● **WHAT YOU ARE ASKED TO DO**:
Repeat each line exactly, leaving nothing out.

● **SUPPLIED RECORDS**:

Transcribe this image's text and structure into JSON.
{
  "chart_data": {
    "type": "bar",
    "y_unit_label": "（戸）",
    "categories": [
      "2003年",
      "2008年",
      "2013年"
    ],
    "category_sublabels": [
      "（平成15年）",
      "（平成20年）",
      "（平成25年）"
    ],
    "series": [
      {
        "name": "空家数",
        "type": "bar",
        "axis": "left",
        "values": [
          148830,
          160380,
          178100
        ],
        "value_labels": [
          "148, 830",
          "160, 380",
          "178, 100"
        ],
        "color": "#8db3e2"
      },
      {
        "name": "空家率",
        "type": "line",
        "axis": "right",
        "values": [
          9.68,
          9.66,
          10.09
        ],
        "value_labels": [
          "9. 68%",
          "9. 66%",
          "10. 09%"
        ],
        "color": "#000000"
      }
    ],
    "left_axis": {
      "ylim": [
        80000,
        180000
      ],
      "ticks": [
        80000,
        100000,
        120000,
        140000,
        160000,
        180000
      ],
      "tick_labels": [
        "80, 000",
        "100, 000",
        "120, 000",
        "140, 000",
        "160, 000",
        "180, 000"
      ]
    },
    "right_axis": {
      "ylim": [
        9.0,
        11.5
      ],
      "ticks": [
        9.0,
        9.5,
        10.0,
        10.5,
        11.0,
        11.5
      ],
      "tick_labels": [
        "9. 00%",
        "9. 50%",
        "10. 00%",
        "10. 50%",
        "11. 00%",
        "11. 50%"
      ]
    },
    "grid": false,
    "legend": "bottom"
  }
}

● **REPLY**:
Transcribe this image's text and structure into JSON.
{
  "chart_data": {
    "type": "bar",
    "y_unit_label": "（戸）",
    "categories": [
      "2003年",
      "2008年",
      "2013年"
    ],
    "category_sublabels": [
      "（平成15年）",
      "（平成20年）",
      "（平成25年）"
    ],
    "series": [
      {
        "name": "空家数",
        "type": "bar",
        "axis": "left",
        "values": [
          148830,
          160380,
          178100
        ],
        "value_labels": [
          "148, 830",
          "160, 380",
          "178, 100"
        ],
        "color": "#8db3e2"
      },
      {
        "name": "空家率",
        "type": "line",
        "axis": "right",
        "values": [
          9.68,
          9.66,
          10.09
        ],
        "value_labels": [
          "9. 68%",
          "9. 66%",
          "10. 09%"
        ],
        "color": "#000000"
      }
    ],
    "left_axis": {
      "ylim": [
        80000,
        180000
      ],
      "ticks": [
        80000,
        100000,
        120000,
        140000,
        160000,
        180000
      ],
      "tick_labels": [
        "80, 000",
        "100, 000",
        "120, 000",
        "140, 000",
        "160, 000",
        "180, 000"
      ]
    },
    "right_axis": {
      "ylim": [
        9.0,
        11.5
      ],
      "ticks": [
        9.0,
        9.5,
        10.0,
        10.5,
        11.0,
        11.5
      ],
      "tick_labels": [
        "9. 00%",
        "9. 50%",
        "10. 00%",
        "10. 50%",
        "11. 00%",
        "11. 50%"
      ]
    },
    "grid": false,
    "legend": "bottom"
  }
}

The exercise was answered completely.